A esto hay que sumar la degradación que ha permeado instituciones de la sociedad que hacen cuanto pueden para restarle valor a la vida y a la familia, como si éstas fueran cosas del pasado. Es muy lamentable, por ejemplo, que nuestra Suprema Corte de Justicia haya declarado inconstitucionales algunos artículos de legislaturas locales que defienden la vida desde la concepción. Dice la Corte que los Estados no tienen facultades para definir cuándo empieza la vida humana y qué es persona; y que, por tanto, es legal abortar, como un derecho de la mujer. Nuestra Corte debería ser de Constitucionalidad, no de Justicia, pues está legitimando una grave injusticia, que es destruir una vida humana que ya es una realidad desde la concepción. Si no se respeta la vida del débil e inocente en el seno materno, ¡de qué nos extrañamos si hay tanta violencia, destrucción y muerte en la vida nacional!
------------------------------
▸ Instrucciones de trabajo
Traduce al inglés esta oración del texto proporcionado: "Dice la Corte que los Estados no tienen facultades para definir cuándo empieza la vida humana y qué es persona; y que, por tanto, es legal abortar, como un derecho de la mujer." Básate solo en el texto proporcionado.
------------------------------
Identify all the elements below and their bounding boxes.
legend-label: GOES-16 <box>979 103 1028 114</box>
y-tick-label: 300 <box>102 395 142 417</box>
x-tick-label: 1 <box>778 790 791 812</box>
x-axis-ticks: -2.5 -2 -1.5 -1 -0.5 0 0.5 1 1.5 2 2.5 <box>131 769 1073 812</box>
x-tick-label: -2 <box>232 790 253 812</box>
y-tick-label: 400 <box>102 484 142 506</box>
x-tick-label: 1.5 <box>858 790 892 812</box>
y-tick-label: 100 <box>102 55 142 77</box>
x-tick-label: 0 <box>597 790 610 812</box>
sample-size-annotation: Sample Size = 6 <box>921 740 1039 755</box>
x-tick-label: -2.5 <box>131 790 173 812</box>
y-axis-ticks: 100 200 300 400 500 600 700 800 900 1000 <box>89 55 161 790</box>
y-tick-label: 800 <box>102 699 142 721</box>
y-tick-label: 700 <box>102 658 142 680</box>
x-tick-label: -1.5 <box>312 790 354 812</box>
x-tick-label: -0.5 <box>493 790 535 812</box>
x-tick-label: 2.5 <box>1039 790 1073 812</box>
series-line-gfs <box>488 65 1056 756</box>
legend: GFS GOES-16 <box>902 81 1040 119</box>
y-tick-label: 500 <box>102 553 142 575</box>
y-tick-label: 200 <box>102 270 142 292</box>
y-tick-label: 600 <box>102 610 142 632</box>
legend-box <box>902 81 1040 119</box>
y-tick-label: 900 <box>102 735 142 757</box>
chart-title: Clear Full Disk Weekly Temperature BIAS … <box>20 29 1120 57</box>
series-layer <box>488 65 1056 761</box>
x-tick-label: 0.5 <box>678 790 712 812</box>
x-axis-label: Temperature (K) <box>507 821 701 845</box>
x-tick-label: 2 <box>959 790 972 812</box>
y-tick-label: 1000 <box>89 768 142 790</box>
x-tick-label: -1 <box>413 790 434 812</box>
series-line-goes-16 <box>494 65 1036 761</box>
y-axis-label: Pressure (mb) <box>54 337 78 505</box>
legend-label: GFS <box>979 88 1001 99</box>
------------------------------
▸ Respuesta
The Court says that the states do not have the authority to define when human life begins and what a person is; and that, therefore, abortion is legal, as a woman's right.